EXERCISE GOAL ::
Using the data below, repeat all of it precisely.
━━━━━ DATA EXTRACT ━━━━━
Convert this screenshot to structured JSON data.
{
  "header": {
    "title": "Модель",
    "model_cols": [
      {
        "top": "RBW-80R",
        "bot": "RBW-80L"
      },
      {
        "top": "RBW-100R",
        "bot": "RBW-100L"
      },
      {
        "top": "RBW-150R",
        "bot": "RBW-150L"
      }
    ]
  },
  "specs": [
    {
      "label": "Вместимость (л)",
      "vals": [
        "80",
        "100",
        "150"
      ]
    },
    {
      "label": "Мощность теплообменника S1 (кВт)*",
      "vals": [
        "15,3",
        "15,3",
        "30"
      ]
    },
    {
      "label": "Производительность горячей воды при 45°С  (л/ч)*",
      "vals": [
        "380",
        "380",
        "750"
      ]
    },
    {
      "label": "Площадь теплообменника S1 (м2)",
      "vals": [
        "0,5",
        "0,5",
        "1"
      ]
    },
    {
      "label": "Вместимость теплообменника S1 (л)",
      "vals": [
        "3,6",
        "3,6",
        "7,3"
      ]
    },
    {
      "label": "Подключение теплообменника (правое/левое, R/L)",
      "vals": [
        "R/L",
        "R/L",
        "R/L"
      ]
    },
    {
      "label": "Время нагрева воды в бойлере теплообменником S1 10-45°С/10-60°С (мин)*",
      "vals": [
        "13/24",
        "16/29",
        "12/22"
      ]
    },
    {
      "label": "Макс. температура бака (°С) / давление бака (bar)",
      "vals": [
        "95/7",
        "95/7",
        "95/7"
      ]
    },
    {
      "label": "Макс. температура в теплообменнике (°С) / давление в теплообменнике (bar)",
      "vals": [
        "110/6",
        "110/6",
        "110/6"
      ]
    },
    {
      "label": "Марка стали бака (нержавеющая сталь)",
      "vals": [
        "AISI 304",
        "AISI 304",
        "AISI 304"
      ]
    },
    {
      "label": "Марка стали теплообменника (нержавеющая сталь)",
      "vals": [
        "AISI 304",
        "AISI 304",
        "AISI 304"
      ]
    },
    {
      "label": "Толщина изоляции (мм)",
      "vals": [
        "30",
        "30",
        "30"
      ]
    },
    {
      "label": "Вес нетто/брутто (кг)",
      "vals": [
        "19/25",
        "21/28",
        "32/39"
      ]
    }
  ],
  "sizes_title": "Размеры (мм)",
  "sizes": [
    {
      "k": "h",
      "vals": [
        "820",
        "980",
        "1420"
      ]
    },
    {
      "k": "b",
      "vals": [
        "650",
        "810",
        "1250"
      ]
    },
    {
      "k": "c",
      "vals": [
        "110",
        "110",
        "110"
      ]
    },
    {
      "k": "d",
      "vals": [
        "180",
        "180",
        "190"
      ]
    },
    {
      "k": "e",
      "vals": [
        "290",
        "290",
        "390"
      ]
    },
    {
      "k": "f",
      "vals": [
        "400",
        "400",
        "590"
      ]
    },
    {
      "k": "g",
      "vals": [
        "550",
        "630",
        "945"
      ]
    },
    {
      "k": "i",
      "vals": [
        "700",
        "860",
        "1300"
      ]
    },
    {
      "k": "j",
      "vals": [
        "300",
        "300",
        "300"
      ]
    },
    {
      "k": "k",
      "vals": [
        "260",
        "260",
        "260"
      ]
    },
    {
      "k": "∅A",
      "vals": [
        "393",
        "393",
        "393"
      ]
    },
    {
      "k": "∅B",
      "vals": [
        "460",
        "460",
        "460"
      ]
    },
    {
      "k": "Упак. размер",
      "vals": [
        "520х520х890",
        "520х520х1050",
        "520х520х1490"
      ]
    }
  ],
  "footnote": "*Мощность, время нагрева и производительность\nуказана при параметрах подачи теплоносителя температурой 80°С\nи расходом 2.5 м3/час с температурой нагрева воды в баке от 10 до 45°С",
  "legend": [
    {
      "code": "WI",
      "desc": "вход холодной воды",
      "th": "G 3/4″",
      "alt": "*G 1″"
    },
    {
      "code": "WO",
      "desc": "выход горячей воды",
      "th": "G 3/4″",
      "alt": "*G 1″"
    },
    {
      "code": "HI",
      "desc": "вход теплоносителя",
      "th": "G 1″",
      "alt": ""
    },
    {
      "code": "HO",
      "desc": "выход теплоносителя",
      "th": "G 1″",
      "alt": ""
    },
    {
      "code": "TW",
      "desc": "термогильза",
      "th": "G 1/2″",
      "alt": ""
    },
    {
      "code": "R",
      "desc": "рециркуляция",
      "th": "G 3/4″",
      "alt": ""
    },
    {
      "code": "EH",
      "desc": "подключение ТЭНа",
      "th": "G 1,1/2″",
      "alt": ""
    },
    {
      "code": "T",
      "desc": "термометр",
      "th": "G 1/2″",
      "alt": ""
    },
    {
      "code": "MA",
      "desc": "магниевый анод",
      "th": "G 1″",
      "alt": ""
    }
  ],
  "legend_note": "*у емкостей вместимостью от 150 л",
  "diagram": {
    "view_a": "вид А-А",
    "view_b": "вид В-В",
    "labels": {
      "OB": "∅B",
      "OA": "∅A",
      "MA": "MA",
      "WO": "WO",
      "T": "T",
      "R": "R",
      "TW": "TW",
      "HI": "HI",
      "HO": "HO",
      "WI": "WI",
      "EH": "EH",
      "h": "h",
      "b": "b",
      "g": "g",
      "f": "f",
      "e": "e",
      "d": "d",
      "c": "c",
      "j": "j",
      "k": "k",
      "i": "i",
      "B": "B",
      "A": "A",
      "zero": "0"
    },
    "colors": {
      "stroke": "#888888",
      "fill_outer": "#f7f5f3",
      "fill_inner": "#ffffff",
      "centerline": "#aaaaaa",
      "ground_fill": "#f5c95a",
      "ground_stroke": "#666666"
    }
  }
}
━━━━━
ANSWER FOR THIS EXERCISE ::
Convert this screenshot to structured JSON data.
{
  "header": {
    "title": "Модель",
    "model_cols": [
      {
        "top": "RBW-80R",
        "bot": "RBW-80L"
      },
      {
        "top": "RBW-100R",
        "bot": "RBW-100L"
      },
      {
        "top": "RBW-150R",
        "bot": "RBW-150L"
      }
    ]
  },
  "specs": [
    {
      "label": "Вместимость (л)",
      "vals": [
        "80",
        "100",
        "150"
      ]
    },
    {
      "label": "Мощность теплообменника S1 (кВт)*",
      "vals": [
        "15,3",
        "15,3",
        "30"
      ]
    },
    {
      "label": "Производительность горячей воды при 45°С  (л/ч)*",
      "vals": [
        "380",
        "380",
        "750"
      ]
    },
    {
      "label": "Площадь теплообменника S1 (м2)",
      "vals": [
        "0,5",
        "0,5",
        "1"
      ]
    },
    {
      "label": "Вместимость теплообменника S1 (л)",
      "vals": [
        "3,6",
        "3,6",
        "7,3"
      ]
    },
    {
      "label": "Подключение теплообменника (правое/левое, R/L)",
      "vals": [
        "R/L",
        "R/L",
        "R/L"
      ]
    },
    {
      "label": "Время нагрева воды в бойлере теплообменником S1 10-45°С/10-60°С (мин)*",
      "vals": [
        "13/24",
        "16/29",
        "12/22"
      ]
    },
    {
      "label": "Макс. температура бака (°С) / давление бака (bar)",
      "vals": [
        "95/7",
        "95/7",
        "95/7"
      ]
    },
    {
      "label": "Макс. температура в теплообменнике (°С) / давление в теплообменнике (bar)",
      "vals": [
        "110/6",
        "110/6",
        "110/6"
      ]
    },
    {
      "label": "Марка стали бака (нержавеющая сталь)",
      "vals": [
        "AISI 304",
        "AISI 304",
        "AISI 304"
      ]
    },
    {
      "label": "Марка стали теплообменника (нержавеющая сталь)",
      "vals": [
        "AISI 304",
        "AISI 304",
        "AISI 304"
      ]
    },
    {
      "label": "Толщина изоляции (мм)",
      "vals": [
        "30",
        "30",
        "30"
      ]
    },
    {
      "label": "Вес нетто/брутто (кг)",
      "vals": [
        "19/25",
        "21/28",
        "32/39"
      ]
    }
  ],
  "sizes_title": "Размеры (мм)",
  "sizes": [
    {
      "k": "h",
      "vals": [
        "820",
        "980",
        "1420"
      ]
    },
    {
      "k": "b",
      "vals": [
        "650",
        "810",
        "1250"
      ]
    },
    {
      "k": "c",
      "vals": [
        "110",
        "110",
        "110"
      ]
    },
    {
      "k": "d",
      "vals": [
        "180",
        "180",
        "190"
      ]
    },
    {
      "k": "e",
      "vals": [
        "290",
        "290",
        "390"
      ]
    },
    {
      "k": "f",
      "vals": [
        "400",
        "400",
        "590"
      ]
    },
    {
      "k": "g",
      "vals": [
        "550",
        "630",
        "945"
      ]
    },
    {
      "k": "i",
      "vals": [
        "700",
        "860",
        "1300"
      ]
    },
    {
      "k": "j",
      "vals": [
        "300",
        "300",
        "300"
      ]
    },
    {
      "k": "k",
      "vals": [
        "260",
        "260",
        "260"
      ]
    },
    {
      "k": "∅A",
      "vals": [
        "393",
        "393",
        "393"
      ]
    },
    {
      "k": "∅B",
      "vals": [
        "460",
        "460",
        "460"
      ]
    },
    {
      "k": "Упак. размер",
      "vals": [
        "520х520х890",
        "520х520х1050",
        "520х520х1490"
      ]
    }
  ],
  "footnote": "*Мощность, время нагрева и производительность\nуказана при параметрах подачи теплоносителя температурой 80°С\nи расходом 2.5 м3/час с температурой нагрева воды в баке от 10 до 45°С",
  "legend": [
    {
      "code": "WI",
      "desc": "вход холодной воды",
      "th": "G 3/4″",
      "alt": "*G 1″"
    },
    {
      "code": "WO",
      "desc": "выход горячей воды",
      "th": "G 3/4″",
      "alt": "*G 1″"
    },
    {
      "code": "HI",
      "desc": "вход теплоносителя",
      "th": "G 1″",
      "alt": ""
    },
    {
      "code": "HO",
      "desc": "выход теплоносителя",
      "th": "G 1″",
      "alt": ""
    },
    {
      "code": "TW",
      "desc": "термогильза",
      "th": "G 1/2″",
      "alt": ""
    },
    {
      "code": "R",
      "desc": "рециркуляция",
      "th": "G 3/4″",
      "alt": ""
    },
    {
      "code": "EH",
      "desc": "подключение ТЭНа",
      "th": "G 1,1/2″",
      "alt": ""
    },
    {
      "code": "T",
      "desc": "термометр",
      "th": "G 1/2″",
      "alt": ""
    },
    {
      "code": "MA",
      "desc": "магниевый анод",
      "th": "G 1″",
      "alt": ""
    }
  ],
  "legend_note": "*у емкостей вместимостью от 150 л",
  "diagram": {
    "view_a": "вид А-А",
    "view_b": "вид В-В",
    "labels": {
      "OB": "∅B",
      "OA": "∅A",
      "MA": "MA",
      "WO": "WO",
      "T": "T",
      "R": "R",
      "TW": "TW",
      "HI": "HI",
      "HO": "HO",
      "WI": "WI",
      "EH": "EH",
      "h": "h",
      "b": "b",
      "g": "g",
      "f": "f",
      "e": "e",
      "d": "d",
      "c": "c",
      "j": "j",
      "k": "k",
      "i": "i",
      "B": "B",
      "A": "A",
      "zero": "0"
    },
    "colors": {
      "stroke": "#888888",
      "fill_outer": "#f7f5f3",
      "fill_inner": "#ffffff",
      "centerline": "#aaaaaa",
      "ground_fill": "#f5c95a",
      "ground_stroke": "#666666"
    }
  }
}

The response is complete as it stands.